● Given task: Output the data below in full, byte for byte. Nothing may differ.

Data entries
--------
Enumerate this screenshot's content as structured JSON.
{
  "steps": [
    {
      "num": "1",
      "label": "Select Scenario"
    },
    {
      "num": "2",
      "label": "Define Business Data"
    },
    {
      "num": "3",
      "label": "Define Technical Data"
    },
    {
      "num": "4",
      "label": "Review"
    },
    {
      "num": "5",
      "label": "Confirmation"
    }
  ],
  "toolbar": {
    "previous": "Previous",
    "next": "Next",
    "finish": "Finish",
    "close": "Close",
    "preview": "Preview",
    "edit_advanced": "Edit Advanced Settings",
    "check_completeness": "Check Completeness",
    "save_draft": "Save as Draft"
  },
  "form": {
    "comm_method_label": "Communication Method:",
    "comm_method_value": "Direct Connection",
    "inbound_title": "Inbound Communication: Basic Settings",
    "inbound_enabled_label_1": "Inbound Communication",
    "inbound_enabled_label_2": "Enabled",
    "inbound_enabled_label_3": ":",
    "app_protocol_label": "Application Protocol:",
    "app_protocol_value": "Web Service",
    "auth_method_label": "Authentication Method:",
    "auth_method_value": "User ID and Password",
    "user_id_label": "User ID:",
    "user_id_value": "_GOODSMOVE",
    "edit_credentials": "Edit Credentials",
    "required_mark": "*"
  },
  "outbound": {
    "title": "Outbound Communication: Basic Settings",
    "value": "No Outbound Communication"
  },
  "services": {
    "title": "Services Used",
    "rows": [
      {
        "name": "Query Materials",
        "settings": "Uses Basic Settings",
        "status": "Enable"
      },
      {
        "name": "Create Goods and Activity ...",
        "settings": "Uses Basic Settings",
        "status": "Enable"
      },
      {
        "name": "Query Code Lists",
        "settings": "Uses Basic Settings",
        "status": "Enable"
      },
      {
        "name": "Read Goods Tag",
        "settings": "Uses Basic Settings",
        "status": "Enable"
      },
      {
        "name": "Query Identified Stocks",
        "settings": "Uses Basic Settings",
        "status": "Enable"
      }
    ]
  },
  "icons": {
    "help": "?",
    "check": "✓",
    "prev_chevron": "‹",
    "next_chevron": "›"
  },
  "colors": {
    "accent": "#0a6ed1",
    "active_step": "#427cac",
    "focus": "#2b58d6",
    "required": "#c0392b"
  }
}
--------
● The answer:
Enumerate this screenshot's content as structured JSON.
{
  "steps": [
    {
      "num": "1",
      "label": "Select Scenario"
    },
    {
      "num": "2",
      "label": "Define Business Data"
    },
    {
      "num": "3",
      "label": "Define Technical Data"
    },
    {
      "num": "4",
      "label": "Review"
    },
    {
      "num": "5",
      "label": "Confirmation"
    }
  ],
  "toolbar": {
    "previous": "Previous",
    "next": "Next",
    "finish": "Finish",
    "close": "Close",
    "preview": "Preview",
    "edit_advanced": "Edit Advanced Settings",
    "check_completeness": "Check Completeness",
    "save_draft": "Save as Draft"
  },
  "form": {
    "comm_method_label": "Communication Method:",
    "comm_method_value": "Direct Connection",
    "inbound_title": "Inbound Communication: Basic Settings",
    "inbound_enabled_label_1": "Inbound Communication",
    "inbound_enabled_label_2": "Enabled",
    "inbound_enabled_label_3": ":",
    "app_protocol_label": "Application Protocol:",
    "app_protocol_value": "Web Service",
    "auth_method_label": "Authentication Method:",
    "auth_method_value": "User ID and Password",
    "user_id_label": "User ID:",
    "user_id_value": "_GOODSMOVE",
    "edit_credentials": "Edit Credentials",
    "required_mark": "*"
  },
  "outbound": {
    "title": "Outbound Communication: Basic Settings",
    "value": "No Outbound Communication"
  },
  "services": {
    "title": "Services Used",
    "rows": [
      {
        "name": "Query Materials",
        "settings": "Uses Basic Settings",
        "status": "Enable"
      },
      {
        "name": "Create Goods and Activity ...",
        "settings": "Uses Basic Settings",
        "status": "Enable"
      },
      {
        "name": "Query Code Lists",
        "settings": "Uses Basic Settings",
        "status": "Enable"
      },
      {
        "name": "Read Goods Tag",
        "settings": "Uses Basic Settings",
        "status": "Enable"
      },
      {
        "name": "Query Identified Stocks",
        "settings": "Uses Basic Settings",
        "status": "Enable"
      }
    ]
  },
  "icons": {
    "help": "?",
    "check": "✓",
    "prev_chevron": "‹",
    "next_chevron": "›"
  },
  "colors": {
    "accent": "#0a6ed1",
    "active_step": "#427cac",
    "focus": "#2b58d6",
    "required": "#c0392b"
  }
}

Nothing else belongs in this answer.